[CONSIGNES]
- 1) Recopiez le passage de la page sur Nicolas Lombaerts qui commence par "Il y a huit" et se termine par "des Diables Rouges.", en remplaçant "quatre reprises" par "trois reprises".
- 2) Dressez la liste complète des marques de voitures citées dans la page sur Nicolas Lombaerts.

[PAGE]
» Je n’ai pas envie de renoncer à la oitié de mon salaire pour jouer ailleurs « 

Il y a huit ans, Nicolas Lombaerts a atterri à Saint-Pétersbourg, dans l’inconnu. Entre-temps, il a été champion de Russie à quatre reprises et s’est forgé sa place dans le noyau des Diables Rouges.

De la Moskovsky Prospect, avenue longue de neuf kilomètres qui relie l’aéroport de Saint-Pétersbourg au coeur historique de la ville, la cité la plus occidentale de Russie semble bien peu exotique. Il y a même un café Manneken-Pis entre des pubs irlandais. Les voitures ? Des Toyota, des Volvo, des KIA, des Mercedes, des Citroën, des Opel. Le restaurant italien de l’aéroport offre des glaçons dans un verre de Grimbergen. En revanche, les bandeaux orange qui ornent la plupart des autos font plus couleur locale : ils commémorent la fête du 9 mai, qui a marqué les 70 ans de la fin de la Deuxième Guerre mondiale. D’un coup, de nombreux anciens drapeaux soviétiques refont surface, rouges avec un marteau et une faucille. Mais à côté, des affiches annoncent aussi The Scorpions, Nick Cave et Goran Bregovic.

[DONNÉES FOURNIES]
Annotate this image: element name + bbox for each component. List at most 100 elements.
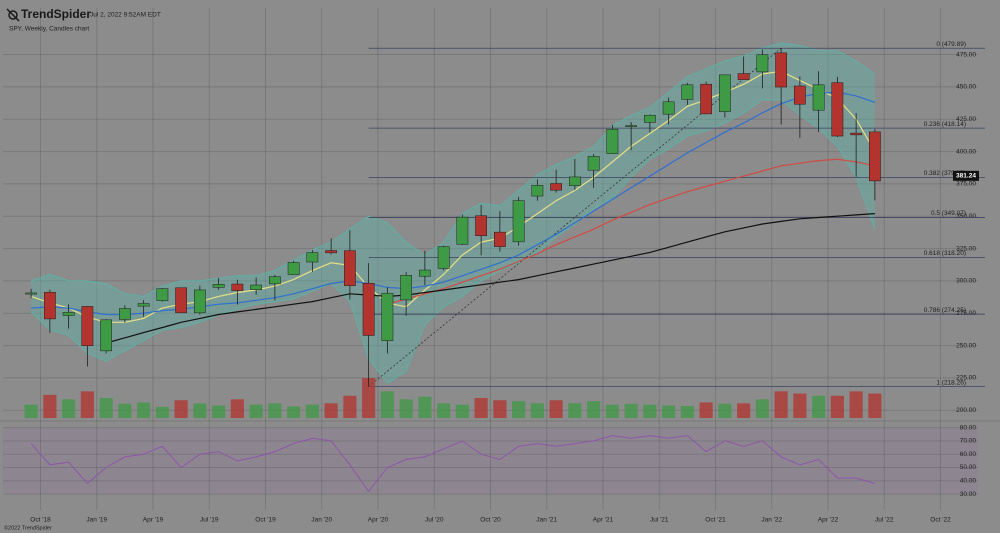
last-price-label: 381.24: [956, 173, 976, 180]
candle: [287, 260, 300, 275]
candle-body: [681, 84, 694, 100]
volume-bar: [118, 403, 132, 418]
y-tick-label: 200.00: [956, 407, 976, 414]
candle: [794, 76, 806, 138]
candle: [475, 204, 487, 256]
timestamp: Jul 2, 2022 9:52AM EDT: [90, 12, 161, 19]
fib-label: 0.786 (274.25): [924, 307, 966, 314]
candle-body: [662, 101, 675, 115]
volume-bar: [437, 403, 451, 418]
candle-body: [737, 73, 750, 80]
fib-label: 0 (479.89): [936, 41, 966, 48]
x-tick-label: Apr '21: [593, 517, 614, 524]
fib-label: 1 (218.26): [936, 379, 966, 386]
candle-body: [419, 269, 431, 277]
fib-label: 0.382 (379.95): [924, 170, 966, 177]
candle-body: [812, 84, 825, 111]
candle: [456, 214, 469, 246]
candle-body: [381, 292, 394, 341]
candle-body: [100, 319, 112, 352]
candle: [587, 154, 600, 188]
last-price-box: [953, 170, 979, 181]
x-tick-label: Apr '22: [818, 517, 839, 524]
volume-bar: [849, 391, 863, 418]
candle: [737, 56, 750, 80]
candle-body: [644, 114, 656, 123]
volume-bar: [699, 402, 713, 418]
candle: [569, 159, 581, 190]
candle-body: [850, 132, 862, 136]
y-tick-label: 300.00: [956, 278, 976, 285]
candle: [700, 81, 712, 115]
rsi-tick-label: 30.00: [960, 491, 977, 498]
volume-bar: [418, 396, 432, 418]
candle: [81, 306, 94, 367]
candle-body: [269, 276, 281, 285]
candle-body: [456, 216, 469, 245]
volume-bar: [343, 395, 357, 418]
y-tick-label: 275.00: [956, 310, 976, 317]
y-tick-label: 375.00: [956, 181, 976, 188]
y-tick-label: 225.00: [956, 375, 976, 382]
candle: [437, 245, 450, 271]
volume-bar: [80, 391, 94, 418]
logo-mark: [6, 8, 20, 22]
candle-body: [550, 183, 562, 191]
volume-bar: [512, 401, 526, 418]
volume-bar: [718, 403, 732, 418]
fib-label: 0.236 (418.14): [924, 121, 966, 128]
rsi-tick-label: 50.00: [960, 464, 977, 471]
y-tick-label: 350.00: [956, 213, 976, 220]
rsi-tick-label: 40.00: [960, 478, 977, 485]
volume-bar: [212, 405, 226, 418]
candle-body: [512, 200, 525, 243]
band-line: [30, 42, 876, 297]
logo: TrendSpider: [21, 7, 91, 21]
moving-average: [31, 91, 876, 316]
volume-bar: [399, 399, 413, 418]
candle-body: [25, 292, 37, 295]
volume-bar: [868, 393, 882, 418]
volume-bar: [830, 395, 844, 418]
volume-bar: [62, 399, 76, 418]
candle-body: [756, 54, 769, 73]
candle-body: [287, 262, 300, 275]
volume-bar: [568, 403, 582, 418]
candle-body: [569, 176, 581, 186]
candle-body: [475, 215, 487, 237]
volume-bar: [287, 406, 301, 418]
candle: [512, 196, 525, 246]
candle-body: [325, 250, 337, 254]
rsi-line: [30, 435, 876, 493]
band-line: [30, 99, 876, 384]
x-tick-label: Jul '19: [200, 517, 219, 524]
volume-bar: [624, 403, 638, 418]
trend-line: [368, 47, 782, 387]
candle-body: [231, 283, 244, 291]
candle-body: [869, 131, 881, 182]
candle: [269, 274, 281, 301]
volume-bar: [549, 400, 563, 418]
candle: [231, 279, 244, 305]
candle-body: [344, 250, 356, 286]
volume-bar: [793, 393, 807, 418]
volume-bar: [193, 403, 207, 418]
candle: [119, 305, 131, 323]
y-tick-label: 400.00: [956, 148, 976, 155]
candle: [869, 129, 881, 201]
y-tick-label: 450.00: [956, 84, 976, 91]
volume-bar: [774, 391, 788, 418]
x-tick-label: Jul '22: [875, 517, 894, 524]
candle-body: [250, 284, 262, 290]
rsi-tick-label: 60.00: [960, 451, 977, 458]
x-tick-label: Jan '20: [311, 517, 332, 524]
candle: [212, 278, 225, 290]
volume-bar: [680, 406, 694, 418]
candle: [306, 250, 319, 272]
candle: [344, 230, 356, 300]
volume-bar: [43, 394, 57, 418]
candle-body: [306, 252, 319, 263]
volume-bar: [174, 400, 188, 418]
candle-body: [437, 246, 450, 269]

[RÉPONSES]
- 1)
Il y a huit ans, Nicolas Lombaerts a atterri à Saint-Pétersbourg, dans l’inconnu. Entre-temps, il a été champion de Russie à trois reprises et s’est forgé sa place dans le noyau des Diables Rouges.

- 2) Toyota, Volvo, KIA, Mercedes, Citroën, Opel